*Stated goal*.
State how many lines in the entries below contain "axis". Write nothing but the number.

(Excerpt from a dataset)
** BEGIN **

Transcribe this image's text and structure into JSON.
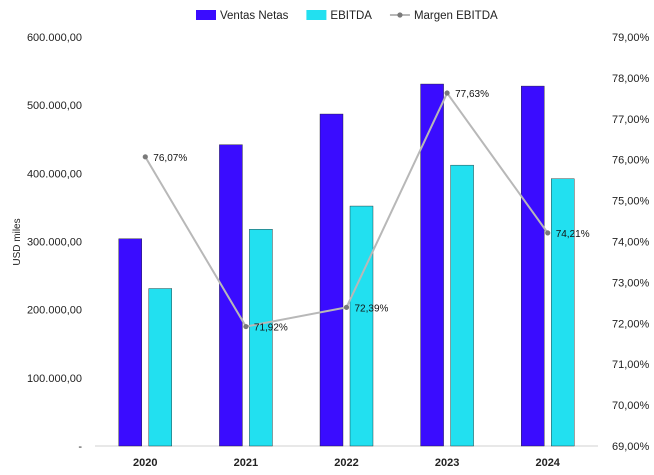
{
  "chart_data": {
    "type": "bar",
    "categories": [
      "2020",
      "2021",
      "2022",
      "2023",
      "2024"
    ],
    "series": [
      {
        "name": "Ventas Netas",
        "type": "bar",
        "axis": "left",
        "color": "#3a0cff",
        "values": [
          304000,
          442000,
          487000,
          531000,
          528000
        ]
      },
      {
        "name": "EBITDA",
        "type": "bar",
        "axis": "left",
        "color": "#22e0f0",
        "values": [
          231000,
          318000,
          352000,
          412000,
          392000
        ]
      },
      {
        "name": "Margen EBITDA",
        "type": "line",
        "axis": "right",
        "color": "#b8b8b8",
        "marker_color": "#7a7a7a",
        "values": [
          76.07,
          71.92,
          72.39,
          77.63,
          74.21
        ],
        "labels": [
          "76,07%",
          "71,92%",
          "72,39%",
          "77,63%",
          "74,21%"
        ]
      }
    ],
    "ylabel": "USD miles",
    "ylim": [
      0,
      600000
    ],
    "y2lim": [
      69,
      79
    ],
    "y_ticks": [
      "-",
      "100.000,00",
      "200.000,00",
      "300.000,00",
      "400.000,00",
      "500.000,00",
      "600.000,00"
    ],
    "y2_ticks": [
      "69,00%",
      "70,00%",
      "71,00%",
      "72,00%",
      "73,00%",
      "74,00%",
      "75,00%",
      "76,00%",
      "77,00%",
      "78,00%",
      "79,00%"
    ],
    "legend_position": "top-center",
    "grid": false
  }
}
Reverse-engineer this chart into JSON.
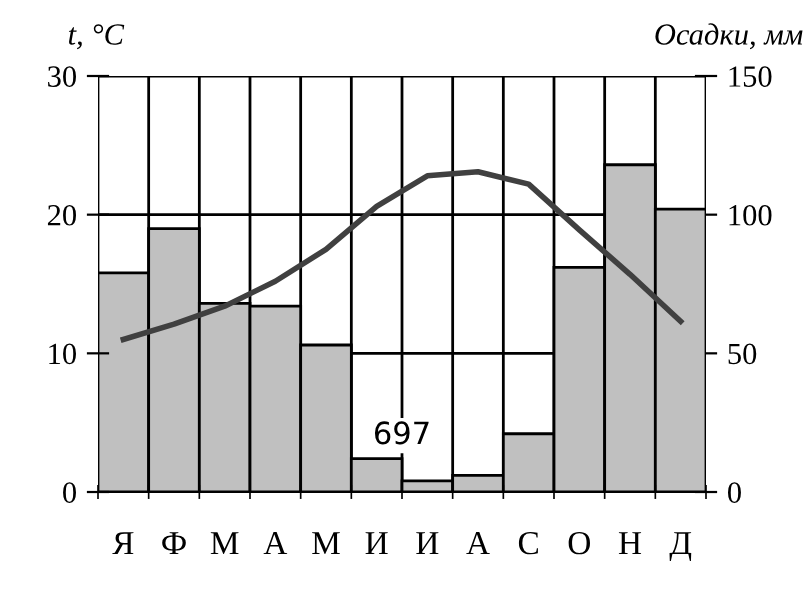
{
  "chart_data": {
    "type": "bar",
    "ylabel": "t, °C",
    "y2label": "Осадки, мм",
    "categories": [
      "Я",
      "Ф",
      "М",
      "А",
      "М",
      "И",
      "И",
      "А",
      "С",
      "О",
      "Н",
      "Д"
    ],
    "series": [
      {
        "axis": "y2",
        "color": "#c0c0c0",
        "values": [
          79,
          95,
          68,
          67,
          53,
          12,
          4,
          6,
          21,
          81,
          118,
          102
        ]
      },
      {
        "type": "line",
        "axis": "y",
        "color": "#404040",
        "values": [
          11.0,
          12.1,
          13.4,
          15.2,
          17.5,
          20.6,
          22.8,
          23.1,
          22.2,
          18.9,
          15.7,
          12.3
        ]
      }
    ],
    "ylim": [
      0,
      30
    ],
    "yticks": [
      0,
      10,
      20,
      30
    ],
    "y2lim": [
      0,
      150
    ],
    "y2ticks": [
      0,
      50,
      100,
      150
    ],
    "grid": true,
    "annotations": [
      {
        "text": "697",
        "x": "И",
        "y": 3
      }
    ]
  }
}
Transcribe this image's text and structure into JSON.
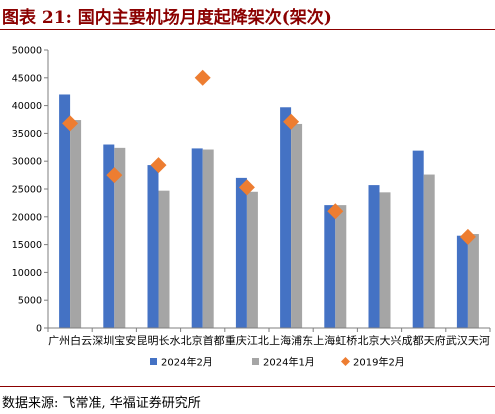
{
  "title": "图表 21:  国内主要机场月度起降架次(架次)",
  "source": "数据来源: 飞常准, 华福证券研究所",
  "colors": {
    "2024-02": "#4472c4",
    "2024-01": "#a5a5a5",
    "2019-02": "#ed7d31",
    "brand": "#8b0000"
  },
  "chart_data": {
    "type": "bar",
    "categories": [
      "广州白云",
      "深圳宝安",
      "昆明长水",
      "北京首都",
      "重庆江北",
      "上海浦东",
      "上海虹桥",
      "北京大兴",
      "成都天府",
      "武汉天河"
    ],
    "series": [
      {
        "name": "2024年2月",
        "kind": "bar",
        "values": [
          42000,
          33000,
          29300,
          32300,
          27000,
          39700,
          22100,
          25700,
          31900,
          16600
        ]
      },
      {
        "name": "2024年1月",
        "kind": "bar",
        "values": [
          37400,
          32400,
          24700,
          32100,
          24500,
          36700,
          22100,
          24400,
          27600,
          16900
        ]
      },
      {
        "name": "2019年2月",
        "kind": "marker",
        "values": [
          36800,
          27500,
          29300,
          45000,
          25300,
          37100,
          21000,
          null,
          null,
          16400
        ]
      }
    ],
    "ylim": [
      0,
      50000
    ],
    "yticks": [
      "0",
      "5000",
      "10000",
      "15000",
      "20000",
      "25000",
      "30000",
      "35000",
      "40000",
      "45000",
      "50000"
    ],
    "legend_position": "bottom"
  }
}
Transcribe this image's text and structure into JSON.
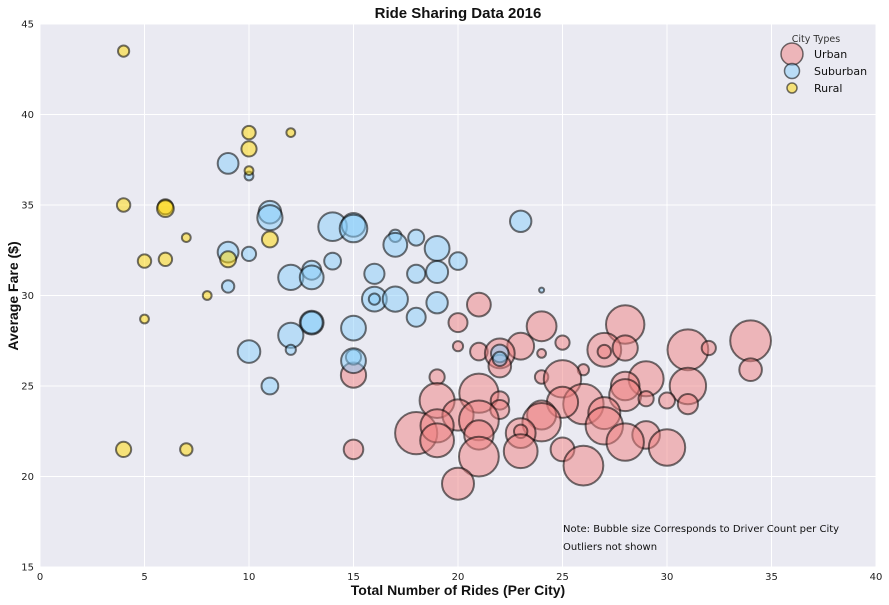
{
  "chart_data": {
    "type": "scatter",
    "title": "Ride Sharing Data 2016",
    "xlabel": "Total Number of Rides (Per City)",
    "ylabel": "Average Fare ($)",
    "xlim": [
      0,
      40
    ],
    "ylim": [
      15,
      45
    ],
    "xticks": [
      "0",
      "5",
      "10",
      "15",
      "20",
      "25",
      "30",
      "35",
      "40"
    ],
    "yticks": [
      "15",
      "20",
      "25",
      "30",
      "35",
      "40",
      "45"
    ],
    "grid": true,
    "legend": {
      "title": "City Types",
      "placement": "top-right",
      "entries": [
        "Urban",
        "Suburban",
        "Rural"
      ]
    },
    "notes": [
      "Note: Bubble size Corresponds to Driver Count per City",
      "Outliers not shown"
    ],
    "size_encoding": "driver count",
    "series": [
      {
        "name": "Urban",
        "color": "#F08080",
        "points": [
          {
            "x": 21,
            "y": 29.5,
            "s": 22
          },
          {
            "x": 20,
            "y": 28.5,
            "s": 14
          },
          {
            "x": 24,
            "y": 28.3,
            "s": 35
          },
          {
            "x": 28,
            "y": 28.4,
            "s": 58
          },
          {
            "x": 25,
            "y": 27.4,
            "s": 8
          },
          {
            "x": 23,
            "y": 27.2,
            "s": 28
          },
          {
            "x": 27,
            "y": 27.0,
            "s": 45
          },
          {
            "x": 28,
            "y": 27.1,
            "s": 25
          },
          {
            "x": 31,
            "y": 27.0,
            "s": 65
          },
          {
            "x": 32,
            "y": 27.1,
            "s": 8
          },
          {
            "x": 34,
            "y": 27.5,
            "s": 65
          },
          {
            "x": 20,
            "y": 27.2,
            "s": 4
          },
          {
            "x": 21,
            "y": 26.9,
            "s": 12
          },
          {
            "x": 22,
            "y": 26.8,
            "s": 35
          },
          {
            "x": 24,
            "y": 26.8,
            "s": 3
          },
          {
            "x": 27,
            "y": 26.9,
            "s": 7
          },
          {
            "x": 22,
            "y": 26.1,
            "s": 20
          },
          {
            "x": 26,
            "y": 25.9,
            "s": 5
          },
          {
            "x": 34,
            "y": 25.9,
            "s": 20
          },
          {
            "x": 19,
            "y": 25.5,
            "s": 9
          },
          {
            "x": 24,
            "y": 25.5,
            "s": 7
          },
          {
            "x": 25,
            "y": 25.4,
            "s": 55
          },
          {
            "x": 29,
            "y": 25.4,
            "s": 48
          },
          {
            "x": 15,
            "y": 25.6,
            "s": 25
          },
          {
            "x": 28,
            "y": 25.0,
            "s": 32
          },
          {
            "x": 31,
            "y": 25.0,
            "s": 52
          },
          {
            "x": 21,
            "y": 24.6,
            "s": 60
          },
          {
            "x": 28,
            "y": 24.5,
            "s": 40
          },
          {
            "x": 26,
            "y": 24.0,
            "s": 64
          },
          {
            "x": 25,
            "y": 24.1,
            "s": 38
          },
          {
            "x": 19,
            "y": 24.2,
            "s": 48
          },
          {
            "x": 22,
            "y": 24.2,
            "s": 13
          },
          {
            "x": 24,
            "y": 23.4,
            "s": 33
          },
          {
            "x": 27,
            "y": 23.5,
            "s": 40
          },
          {
            "x": 29,
            "y": 24.3,
            "s": 9
          },
          {
            "x": 30,
            "y": 24.2,
            "s": 10
          },
          {
            "x": 31,
            "y": 24.0,
            "s": 16
          },
          {
            "x": 20,
            "y": 23.4,
            "s": 38
          },
          {
            "x": 22,
            "y": 23.7,
            "s": 14
          },
          {
            "x": 21,
            "y": 23.1,
            "s": 62
          },
          {
            "x": 24,
            "y": 23.0,
            "s": 58
          },
          {
            "x": 27,
            "y": 22.8,
            "s": 55
          },
          {
            "x": 18,
            "y": 22.4,
            "s": 70
          },
          {
            "x": 19,
            "y": 22.8,
            "s": 43
          },
          {
            "x": 21,
            "y": 22.3,
            "s": 34
          },
          {
            "x": 23,
            "y": 22.4,
            "s": 35
          },
          {
            "x": 23,
            "y": 22.5,
            "s": 7
          },
          {
            "x": 29,
            "y": 22.3,
            "s": 30
          },
          {
            "x": 19,
            "y": 22.0,
            "s": 45
          },
          {
            "x": 28,
            "y": 21.9,
            "s": 55
          },
          {
            "x": 30,
            "y": 21.6,
            "s": 52
          },
          {
            "x": 15,
            "y": 21.5,
            "s": 15
          },
          {
            "x": 23,
            "y": 21.4,
            "s": 45
          },
          {
            "x": 25,
            "y": 21.5,
            "s": 22
          },
          {
            "x": 21,
            "y": 21.1,
            "s": 62
          },
          {
            "x": 26,
            "y": 20.6,
            "s": 62
          },
          {
            "x": 20,
            "y": 19.6,
            "s": 40
          }
        ]
      },
      {
        "name": "Suburban",
        "color": "#87CEFA",
        "points": [
          {
            "x": 9,
            "y": 37.3,
            "s": 17
          },
          {
            "x": 10,
            "y": 36.6,
            "s": 3
          },
          {
            "x": 11,
            "y": 34.6,
            "s": 20
          },
          {
            "x": 11,
            "y": 34.3,
            "s": 25
          },
          {
            "x": 14,
            "y": 33.8,
            "s": 32
          },
          {
            "x": 15,
            "y": 33.9,
            "s": 22
          },
          {
            "x": 15,
            "y": 33.7,
            "s": 30
          },
          {
            "x": 17,
            "y": 33.3,
            "s": 6
          },
          {
            "x": 17,
            "y": 32.8,
            "s": 22
          },
          {
            "x": 18,
            "y": 33.2,
            "s": 10
          },
          {
            "x": 19,
            "y": 32.6,
            "s": 24
          },
          {
            "x": 20,
            "y": 31.9,
            "s": 12
          },
          {
            "x": 23,
            "y": 34.1,
            "s": 18
          },
          {
            "x": 9,
            "y": 32.4,
            "s": 17
          },
          {
            "x": 10,
            "y": 32.3,
            "s": 8
          },
          {
            "x": 12,
            "y": 31.0,
            "s": 25
          },
          {
            "x": 13,
            "y": 31.4,
            "s": 14
          },
          {
            "x": 13,
            "y": 31.0,
            "s": 22
          },
          {
            "x": 14,
            "y": 31.9,
            "s": 11
          },
          {
            "x": 16,
            "y": 31.2,
            "s": 16
          },
          {
            "x": 18,
            "y": 31.2,
            "s": 13
          },
          {
            "x": 19,
            "y": 31.3,
            "s": 19
          },
          {
            "x": 9,
            "y": 30.5,
            "s": 6
          },
          {
            "x": 24,
            "y": 30.3,
            "s": 1
          },
          {
            "x": 16,
            "y": 29.8,
            "s": 24
          },
          {
            "x": 16,
            "y": 29.8,
            "s": 5
          },
          {
            "x": 17,
            "y": 29.8,
            "s": 25
          },
          {
            "x": 19,
            "y": 29.6,
            "s": 18
          },
          {
            "x": 18,
            "y": 28.8,
            "s": 14
          },
          {
            "x": 13,
            "y": 28.5,
            "s": 22
          },
          {
            "x": 13,
            "y": 28.5,
            "s": 19
          },
          {
            "x": 15,
            "y": 28.2,
            "s": 24
          },
          {
            "x": 12,
            "y": 27.8,
            "s": 25
          },
          {
            "x": 12,
            "y": 27.0,
            "s": 4
          },
          {
            "x": 10,
            "y": 26.9,
            "s": 20
          },
          {
            "x": 22,
            "y": 26.8,
            "s": 12
          },
          {
            "x": 22,
            "y": 26.5,
            "s": 8
          },
          {
            "x": 15,
            "y": 26.6,
            "s": 9
          },
          {
            "x": 15,
            "y": 26.4,
            "s": 24
          },
          {
            "x": 11,
            "y": 25.0,
            "s": 11
          }
        ]
      },
      {
        "name": "Rural",
        "color": "#FFD700",
        "points": [
          {
            "x": 4,
            "y": 43.5,
            "s": 5
          },
          {
            "x": 10,
            "y": 39.0,
            "s": 7
          },
          {
            "x": 12,
            "y": 39.0,
            "s": 3
          },
          {
            "x": 10,
            "y": 38.1,
            "s": 9
          },
          {
            "x": 10,
            "y": 36.9,
            "s": 3
          },
          {
            "x": 4,
            "y": 35.0,
            "s": 7
          },
          {
            "x": 6,
            "y": 34.9,
            "s": 9
          },
          {
            "x": 6,
            "y": 34.8,
            "s": 11
          },
          {
            "x": 7,
            "y": 33.2,
            "s": 3
          },
          {
            "x": 11,
            "y": 33.1,
            "s": 10
          },
          {
            "x": 5,
            "y": 31.9,
            "s": 7
          },
          {
            "x": 6,
            "y": 32.0,
            "s": 7
          },
          {
            "x": 9,
            "y": 32.0,
            "s": 10
          },
          {
            "x": 8,
            "y": 30.0,
            "s": 3
          },
          {
            "x": 5,
            "y": 28.7,
            "s": 3
          },
          {
            "x": 4,
            "y": 21.5,
            "s": 9
          },
          {
            "x": 7,
            "y": 21.5,
            "s": 6
          }
        ]
      }
    ]
  }
}
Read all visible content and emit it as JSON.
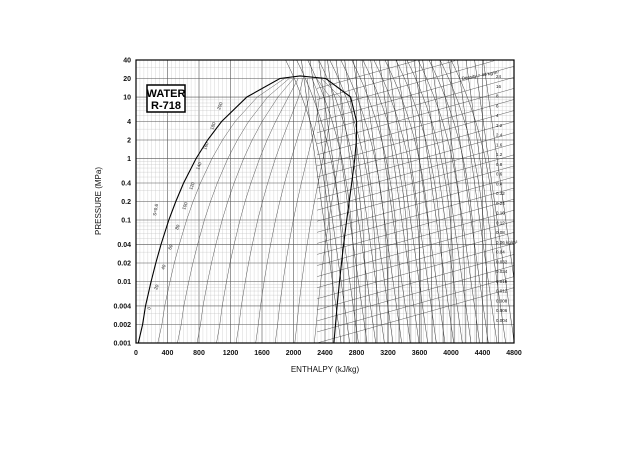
{
  "chart_data": {
    "type": "line",
    "title_box": [
      "WATER",
      "R-718"
    ],
    "xlabel": "ENTHALPY (kJ/kg)",
    "ylabel": "PRESSURE (MPa)",
    "xlim": [
      0,
      4800
    ],
    "ylim": [
      0.001,
      40
    ],
    "y_scale": "log",
    "grid": true,
    "x_ticks": [
      0,
      400,
      800,
      1200,
      1600,
      2000,
      2400,
      2800,
      3200,
      3600,
      4000,
      4400,
      4800
    ],
    "y_ticks": [
      0.001,
      0.002,
      0.004,
      0.01,
      0.02,
      0.04,
      0.1,
      0.2,
      0.4,
      1,
      2,
      4,
      10,
      20,
      40
    ],
    "y_tick_labels": [
      "0.001",
      "0.002",
      "0.004",
      "0.01",
      "0.02",
      "0.04",
      "0.1",
      "0.2",
      "0.4",
      "1",
      "2",
      "4",
      "10",
      "20",
      "40"
    ],
    "saturation_dome": {
      "liquid_line": [
        [
          29,
          0.001
        ],
        [
          84,
          0.002
        ],
        [
          121,
          0.004
        ],
        [
          192,
          0.01
        ],
        [
          251,
          0.02
        ],
        [
          318,
          0.04
        ],
        [
          417,
          0.1
        ],
        [
          505,
          0.2
        ],
        [
          605,
          0.4
        ],
        [
          763,
          1
        ],
        [
          909,
          2
        ],
        [
          1087,
          4
        ],
        [
          1408,
          10
        ],
        [
          1827,
          20
        ],
        [
          2084,
          22.064
        ]
      ],
      "vapor_line": [
        [
          2084,
          22.064
        ],
        [
          2410,
          20
        ],
        [
          2725,
          10
        ],
        [
          2801,
          4
        ],
        [
          2799,
          2
        ],
        [
          2778,
          1
        ],
        [
          2739,
          0.4
        ],
        [
          2707,
          0.2
        ],
        [
          2675,
          0.1
        ],
        [
          2636,
          0.04
        ],
        [
          2609,
          0.02
        ],
        [
          2584,
          0.01
        ],
        [
          2554,
          0.004
        ],
        [
          2533,
          0.002
        ],
        [
          2513,
          0.001
        ]
      ]
    },
    "density_lines": {
      "unit_label": "Density = 40 kg/m³",
      "values": [
        "40",
        "24",
        "16",
        "8",
        "6",
        "4",
        "3.2",
        "2.4",
        "1.6",
        "1.2",
        "0.8",
        "0.6",
        "0.4",
        "0.32",
        "0.24",
        "0.16",
        "0.12",
        "0.08",
        "0.06 kg/m³",
        "0.04",
        "0.032",
        "0.024",
        "0.016",
        "0.012",
        "0.008",
        "0.006",
        "0.004"
      ]
    },
    "temperature_labels": [
      "200",
      "180",
      "160",
      "140",
      "120",
      "100",
      "80",
      "60",
      "40",
      "20",
      "0"
    ],
    "quality_label": "S=0.6"
  }
}
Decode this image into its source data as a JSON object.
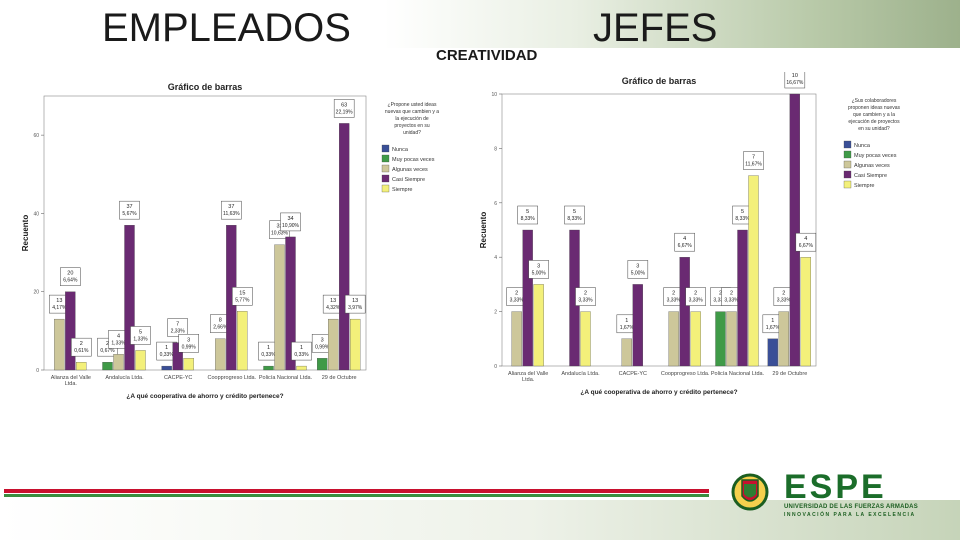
{
  "slide": {
    "title_left": "EMPLEADOS",
    "title_right": "JEFES",
    "subtitle_center": "CREATIVIDAD"
  },
  "logo": {
    "name": "ESPE",
    "subtitle": "UNIVERSIDAD DE LAS FUERZAS ARMADAS",
    "tagline": "INNOVACIÓN PARA LA EXCELENCIA",
    "icon": "espe-shield-logo"
  },
  "colors": {
    "Nunca": "#3a4f97",
    "Muy pocas veces": "#3f9a47",
    "Algunas veces": "#cdc79a",
    "Casi Siempre": "#6a2a72",
    "Siempre": "#f3f07a"
  },
  "chart_data": [
    {
      "type": "bar",
      "title": "Gráfico de barras",
      "xlabel": "¿A qué cooperativa de ahorro y crédito pertenece?",
      "ylabel": "Recuento",
      "ylim": [
        0,
        70
      ],
      "yticks": [
        "0",
        "20",
        "40",
        "60"
      ],
      "categories": [
        "Alianza del Valle Ltda.",
        "Andalucía Ltda.",
        "CACPE-YC",
        "Coopprogreso Ltda.",
        "Policía Nacional Ltda.",
        "29 de Octubre"
      ],
      "legend_title": "¿Propone usted ideas nuevas que cambien y a la ejecución de proyectos en su unidad?",
      "legend_position": "right",
      "series": [
        {
          "name": "Nunca",
          "values": [
            null,
            null,
            1,
            null,
            null,
            null
          ],
          "labels": [
            null,
            null,
            "1\n0,33%",
            null,
            null,
            null
          ]
        },
        {
          "name": "Muy pocas veces",
          "values": [
            null,
            2,
            null,
            null,
            1,
            3
          ],
          "labels": [
            null,
            "2\n0,67%",
            null,
            null,
            "1\n0,33%",
            "3\n0,99%"
          ]
        },
        {
          "name": "Algunas veces",
          "values": [
            13,
            4,
            null,
            8,
            32,
            13
          ],
          "labels": [
            "13\n4,17%",
            "4\n1,33%",
            null,
            "8\n2,66%",
            "32\n10,63%",
            "13\n4,32%"
          ]
        },
        {
          "name": "Casi Siempre",
          "values": [
            20,
            37,
            7,
            37,
            34,
            63
          ],
          "labels": [
            "20\n6,64%",
            "37\n5,67%",
            "7\n2,33%",
            "37\n11,63%",
            "34\n10,90%",
            "63\n22,19%"
          ]
        },
        {
          "name": "Siempre",
          "values": [
            2,
            5,
            3,
            15,
            1,
            13
          ],
          "labels": [
            "2\n0,61%",
            "5\n1,33%",
            "3\n0,99%",
            "15\n5,77%",
            "1\n0,33%",
            "13\n3,97%"
          ]
        }
      ]
    },
    {
      "type": "bar",
      "title": "Gráfico de barras",
      "xlabel": "¿A qué cooperativa de ahorro y crédito pertenece?",
      "ylabel": "Recuento",
      "ylim": [
        0,
        10
      ],
      "yticks": [
        "0",
        "2",
        "4",
        "6",
        "8",
        "10"
      ],
      "categories": [
        "Alianza del Valle Ltda.",
        "Andalucía Ltda.",
        "CACPE-YC",
        "Coopprogreso Ltda.",
        "Policía Nacional Ltda.",
        "29 de Octubre"
      ],
      "legend_title": "¿Sus colaboradores proponen ideas nuevas que cambien y a la ejecución de proyectos en su unidad?",
      "legend_position": "right",
      "series": [
        {
          "name": "Nunca",
          "values": [
            null,
            null,
            null,
            null,
            null,
            1
          ],
          "labels": [
            null,
            null,
            null,
            null,
            null,
            "1\n1,67%"
          ]
        },
        {
          "name": "Muy pocas veces",
          "values": [
            null,
            null,
            null,
            null,
            2,
            null
          ],
          "labels": [
            null,
            null,
            null,
            null,
            "2\n3,33%",
            null
          ]
        },
        {
          "name": "Algunas veces",
          "values": [
            2,
            null,
            1,
            2,
            2,
            2
          ],
          "labels": [
            "2\n3,33%",
            null,
            "1\n1,67%",
            "2\n3,33%",
            "2\n3,33%",
            "2\n3,33%"
          ]
        },
        {
          "name": "Casi Siempre",
          "values": [
            5,
            5,
            3,
            4,
            5,
            10
          ],
          "labels": [
            "5\n8,33%",
            "5\n8,33%",
            "3\n5,00%",
            "4\n6,67%",
            "5\n8,33%",
            "10\n16,67%"
          ]
        },
        {
          "name": "Siempre",
          "values": [
            3,
            2,
            null,
            2,
            7,
            4
          ],
          "labels": [
            "3\n5,00%",
            "2\n3,33%",
            null,
            "2\n3,33%",
            "7\n11,67%",
            "4\n6,67%"
          ]
        }
      ]
    }
  ]
}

** END **

*The answer*.
5